▶ DOCUMENT EXCERPT
####
The location at Milton Clevedon in Somerset is one rich in history as Edith Cannon – the woman who whose 1890s “recipe” helped define the process of making modern farmhouse Cheddar – lived here. “We really are at the centre of the Cheddarverse,” laughs Nick.

He began the job last year after five years as herdsman at Hafod cheese, Patrick and Becky Holden’s organic farm in Ceredigion.

Before that, studied International Agriculture at the University of Greenwich’s land-based college at Hadlow in Kent.

Big change

Nick describes his degree course as a “three-year voyage of discovery” and, during that time, he also won the Farmers Club’s Pinnacle Business Management Gold Award for his business plan to add value through cheese to the Buckinghamshire farm where he was relief milking.

“When I’d been a musician living in London, I’d been volunteering at a community farm in Greenwich and as a result I did a two-day course at Hadlow,” he says.

“That was the first time I’d been in a classroom since I was 18 and I loved every minute of it. I thought: Wouldn’t it be amazing to be in this classroom learning about farming all the time.”

While his journey into agriculture was the result of a lot of planning, his musical career happened by accident.

“Three of us started a band called Crackout and we got a publishing contact when we were doing A-levels,” he recalls. “After we left school, we signed with Virgin Records. We did a couple of albums and lots of touring.

“It was extraordinarily exciting. It felt like the world was at our feet and that anything was possible.

“People used to describe us as ‘punk pop’ but, as three middle-class boys from the Home Counties, I don’t think we were very ‘punk’ in the true sense of the word.”

After Crackout amicably went their separate ways, Nick spent much of the next decade working on different projects, recording and touring – the highest-profile spell being eight months with The Kooks in 2008.
####
▶ INFORMATION SUPPLIED
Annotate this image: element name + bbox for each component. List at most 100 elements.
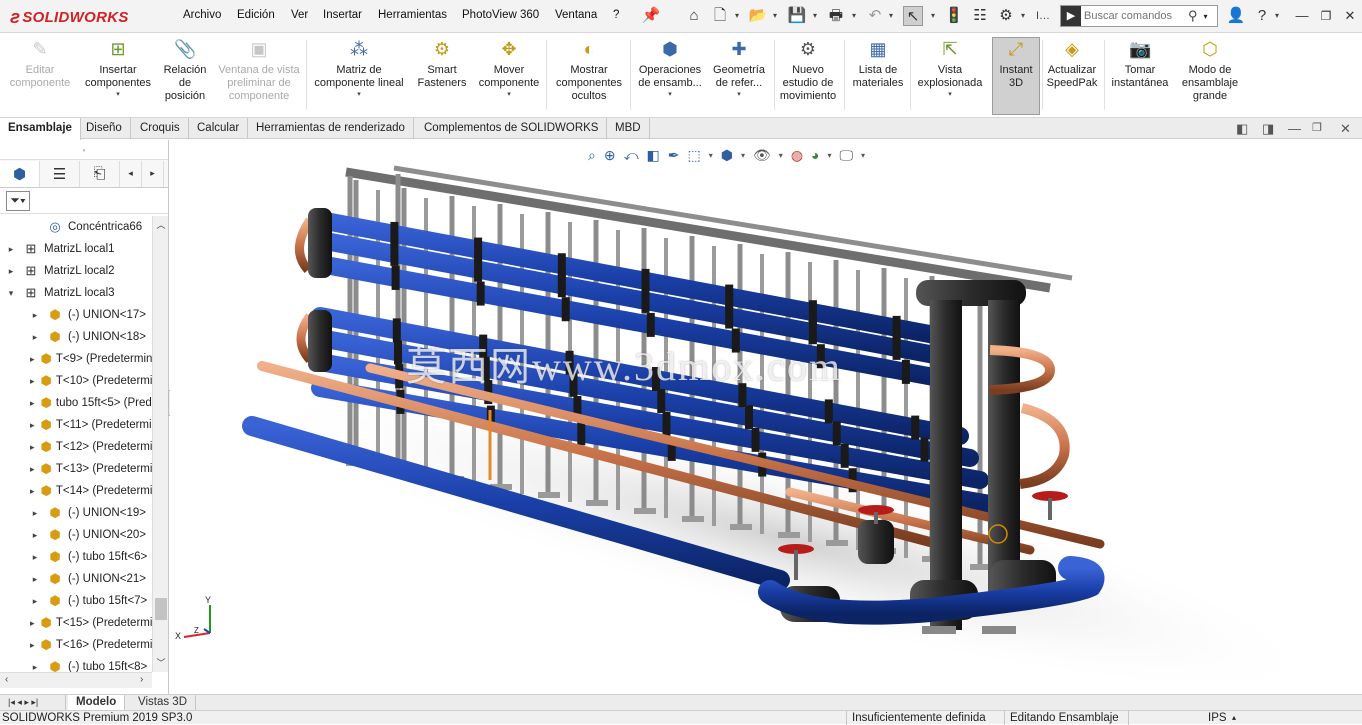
- tree-item[interactable]: ▸ ⬢T<11> (Predeterminado): [0, 414, 152, 436]
- tab-mbd[interactable]: MBD: [607, 118, 650, 139]
- tree-item[interactable]: ▾ ⊞ MatrizL local3: [0, 282, 152, 304]
- select-dropdown-icon[interactable]: ▾: [928, 6, 938, 26]
- user-account-icon[interactable]: 👤: [1226, 6, 1246, 26]
- undo-dropdown-icon[interactable]: ▾: [886, 6, 896, 26]
- component-preview-button[interactable]: ▣ Ventana de vista preliminar de componen…: [214, 38, 304, 103]
- open-icon[interactable]: 📂: [748, 6, 768, 26]
- tree-item[interactable]: ▸ ⊞ MatrizL local2: [0, 260, 152, 282]
- tree-item[interactable]: ▸ ⬢T<15> (Predeterminado): [0, 612, 152, 634]
- reference-geometry-dropdown-icon[interactable]: ▾: [737, 90, 741, 100]
- new-motion-study-button[interactable]: ⚙ Nuevo estudio de movimiento: [776, 38, 840, 103]
- search-dropdown-icon[interactable]: ▾: [1204, 12, 1208, 21]
- tab-complementos[interactable]: Complementos de SOLIDWORKS: [416, 118, 608, 139]
- expand-arrow-icon[interactable]: ▸: [30, 530, 40, 541]
- graphics-area[interactable]: ⌕ ⊕ ⤺ ◧ ✒ ⬚ ▾ ⬢ ▾ 👁 ▾ ◍ ◕ ▾ 🖵 ▾ 莫西网www.3…: [170, 140, 1362, 695]
- expand-arrow-icon[interactable]: ▸: [30, 618, 35, 629]
- menu-ver[interactable]: Ver: [291, 9, 308, 21]
- new-document-icon[interactable]: 🗋: [710, 6, 730, 26]
- tree-item[interactable]: ▸ ⬢ (-) tubo 15ft<6>: [0, 546, 152, 568]
- insert-components-dropdown-icon[interactable]: ▾: [116, 90, 120, 100]
- tree-item[interactable]: ▸ ⬢ (-) UNION<20>: [0, 524, 152, 546]
- expand-arrow-icon[interactable]: ▸: [30, 442, 35, 453]
- expand-arrow-icon[interactable]: ▸: [6, 266, 16, 277]
- tree-item[interactable]: ▸ ⬢T<10> (Predeterminado): [0, 370, 152, 392]
- expand-arrow-icon[interactable]: ▸: [30, 662, 40, 673]
- linear-pattern-dropdown-icon[interactable]: ▾: [357, 90, 361, 100]
- show-hidden-components-button[interactable]: ◐ Mostrar componentes ocultos: [550, 38, 628, 103]
- menu-photoview[interactable]: PhotoView 360: [462, 9, 539, 21]
- expand-arrow-icon[interactable]: ▸: [30, 464, 35, 475]
- assembly-features-dropdown-icon[interactable]: ▾: [668, 90, 672, 100]
- reference-geometry-button[interactable]: ✚ Geometría de refer... ▾: [708, 38, 770, 100]
- tree-item[interactable]: ◎ Concéntrica66: [0, 216, 152, 238]
- edit-component-button[interactable]: ✎ Editar componente: [6, 38, 74, 90]
- help-dropdown-icon[interactable]: ▾: [1272, 6, 1282, 26]
- scroll-down-icon[interactable]: ﹀: [153, 656, 169, 670]
- tree-horizontal-scrollbar[interactable]: ‹ ›: [0, 672, 152, 688]
- menu-help[interactable]: ?: [613, 9, 619, 21]
- tab-modelo[interactable]: Modelo: [68, 695, 126, 711]
- smart-fasteners-button[interactable]: ⚙ Smart Fasteners: [414, 38, 470, 90]
- tree-item[interactable]: ▸ ⬢T<16> (Predeterminado): [0, 634, 152, 656]
- help-icon[interactable]: ?: [1252, 6, 1272, 26]
- scroll-up-icon[interactable]: ︿: [153, 218, 169, 232]
- open-dropdown-icon[interactable]: ▾: [770, 6, 780, 26]
- tree-item[interactable]: ▸ ⬢ (-) UNION<19>: [0, 502, 152, 524]
- save-icon[interactable]: 💾: [787, 6, 807, 26]
- exploded-view-button[interactable]: ⇱ Vista explosionada ▾: [912, 38, 988, 100]
- tree-item[interactable]: ▸ ⬢T<14> (Predeterminado): [0, 480, 152, 502]
- tree-vertical-scrollbar[interactable]: ︿ ﹀: [152, 216, 168, 672]
- minimize-app-icon[interactable]: —: [1292, 6, 1312, 26]
- menu-edicion[interactable]: Edición: [237, 9, 275, 21]
- restore-doc-icon[interactable]: ❐: [1312, 121, 1322, 134]
- tab-herramientas-renderizado[interactable]: Herramientas de renderizado: [248, 118, 414, 139]
- tab-diseno[interactable]: Diseño: [78, 118, 131, 139]
- home-icon[interactable]: ⌂: [684, 6, 704, 26]
- print-icon[interactable]: 🖶: [826, 6, 846, 26]
- new-dropdown-icon[interactable]: ▾: [732, 6, 742, 26]
- expand-arrow-icon[interactable]: ▾: [6, 288, 16, 299]
- print-dropdown-icon[interactable]: ▾: [849, 6, 859, 26]
- restore-app-icon[interactable]: ❐: [1316, 6, 1336, 26]
- scroll-right-icon[interactable]: ›: [140, 674, 143, 685]
- expand-arrow-icon[interactable]: ▸: [30, 508, 40, 519]
- tree-item[interactable]: ▸ ⬢ (-) tubo 15ft<8>: [0, 656, 152, 672]
- expand-arrow-icon[interactable]: ▸: [30, 354, 35, 365]
- search-input[interactable]: [1084, 10, 1184, 22]
- tree-item[interactable]: ▸ ⬢ (-) UNION<18>: [0, 326, 152, 348]
- panel-collapse-icon[interactable]: ◧: [1236, 121, 1248, 137]
- save-dropdown-icon[interactable]: ▾: [810, 6, 820, 26]
- insert-components-button[interactable]: ⊞ Insertar componentes ▾: [80, 38, 156, 100]
- mate-button[interactable]: 📎 Relación de posición: [160, 38, 210, 103]
- tree-item[interactable]: ▸ ⬢ (-) UNION<21>: [0, 568, 152, 590]
- filter-funnel-icon[interactable]: ⏷▾: [6, 190, 30, 211]
- tree-item[interactable]: ▸ ⬢T<12> (Predeterminado): [0, 436, 152, 458]
- tab-scroll-arrows-icon[interactable]: |◂ ◂ ▸ ▸|: [0, 695, 66, 711]
- select-cursor-icon[interactable]: ↖: [903, 6, 923, 26]
- pipe-rack-model[interactable]: [170, 140, 1362, 695]
- search-mode-icon[interactable]: ▶: [1061, 6, 1081, 26]
- expand-arrow-icon[interactable]: ▸: [30, 596, 40, 607]
- expand-arrow-icon[interactable]: ▸: [30, 398, 35, 409]
- expand-arrow-icon[interactable]: ▸: [30, 574, 40, 585]
- expand-arrow-icon[interactable]: ▸: [30, 486, 35, 497]
- configuration-manager-tab-icon[interactable]: ⎗: [80, 160, 120, 187]
- close-app-icon[interactable]: ✕: [1340, 6, 1360, 26]
- status-units-dropdown-icon[interactable]: ▴: [1232, 711, 1236, 725]
- expand-arrow-icon[interactable]: ▸: [30, 552, 40, 563]
- exploded-view-dropdown-icon[interactable]: ▾: [948, 90, 952, 100]
- tab-ensamblaje[interactable]: Ensamblaje: [0, 118, 81, 140]
- expand-arrow-icon[interactable]: ▸: [30, 310, 40, 321]
- tab-croquis[interactable]: Croquis: [132, 118, 189, 139]
- panel-tabs-right-arrow-icon[interactable]: ▸: [142, 160, 164, 187]
- tree-item[interactable]: ▸ ⬢ (-) UNION<17>: [0, 304, 152, 326]
- feature-manager-tab-icon[interactable]: ⬢: [0, 160, 40, 187]
- expand-arrow-icon[interactable]: ▸: [30, 640, 35, 651]
- move-component-dropdown-icon[interactable]: ▾: [507, 90, 511, 100]
- menu-archivo[interactable]: Archivo: [183, 9, 221, 21]
- panel-tabs-left-arrow-icon[interactable]: ◂: [120, 160, 142, 187]
- close-doc-icon[interactable]: ✕: [1340, 121, 1351, 137]
- options-dropdown-icon[interactable]: ▾: [1018, 6, 1028, 26]
- expand-arrow-icon[interactable]: ▸: [30, 376, 35, 387]
- instant-3d-button[interactable]: ⤢ Instant 3D: [992, 37, 1040, 115]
####
▶ GIVEN TASK 1
In the profile of Nick, the musician turned farmer, which record label did Crackout sign with after leaving school?
▶ GIVEN TASK 2
Carry on the profile of Nick, the musician turned farmer, from its last sentence.

▶ TASK OUTPUT 1
Virgin Records.

▶ TASK OUTPUT 2
“I got a call on a Friday afternoon telling me they’d just started a world tour, but their drummer had hurt his shoulder. The following morning I was on a flight from Heathrow to America frantically learning their songs. I only knew two of them!

“The next day their drummer flew home and I was in the hotseat. Even the smallest gigs were to 1,500 people. The biggest were about 6,000.”

He went on to play festivals around the world with the band, including one in Mexico City to an audience of about 150,000, and appeared on TV shows including The Tonight Show with Jay Leno and the MTV Music Awards.

“We really were living the dream – flying first class and staying in amazing hotels. It was an incredible experience but, at the end of it, nothing had really changed.

Band on stage

Nick on stage with The Kooks © Matt Crossick/Empics Entertainment/PA

“When you’re a musician, you’re either rushed off your feet and earning money or you’re at home, waiting for the phone to ring. I was very conscious I didn’t want to be still doing this when I was 30.”

Farm foodie

It was during this time that Nick’s love of food was really cultivated. “When you’re touring, you spend huge amount of time twiddling your thumbs, so there is a real culture in bands and road crews of researching good restaurants and eating out to break up the mundanity.

“This fuelled my interest in fine food and the farming that produces the raw ingredients. They’re two sides of the same coin – you certainly can’t make great cheese without great milk.”

Part of the key to producing great milk is giving the cows a really varied diet – and this means moving away from such a strong reliance on ryegrasses and maize, he believes.

“We need more botanically diverse pastures and cows that can graze them. I recently went on a study trip to France and saw cows being strip-grazed through meadows with 70 different varieties of wildflowers. That’s how to make milk for cheese!”

At Westcombe, Nick says the plan is to move away from Holstein Friesian breeding in the herd he manages, ultimately towards a 170-head herd, ideally mainly of Shorthorns.

“We’re making a traditional, clothbound raw-milk Cheddar so it makes sense to be milking the type of cows that Edith Cannon would have milked here 120 years ago,” he says.

“Modern manufacturing is all about producing cheese as quickly and as cheaply as possible, but there is a real renaissance happening in the farmhouse cheese sector.

“If you’re farming in an environmentally sensitive manner and exposing the cows to a wealth of biodiversity, you’re more likely to be able to make cheese that tastes, smells and looks really, really good – as long as you’ve got the talented cheesemakers, of course.

“Consumers want food that gets its flavour, not from added ingredients, but from the land – the French have a word, terroir, to describe how a specific spot influences the food and drink produced there.”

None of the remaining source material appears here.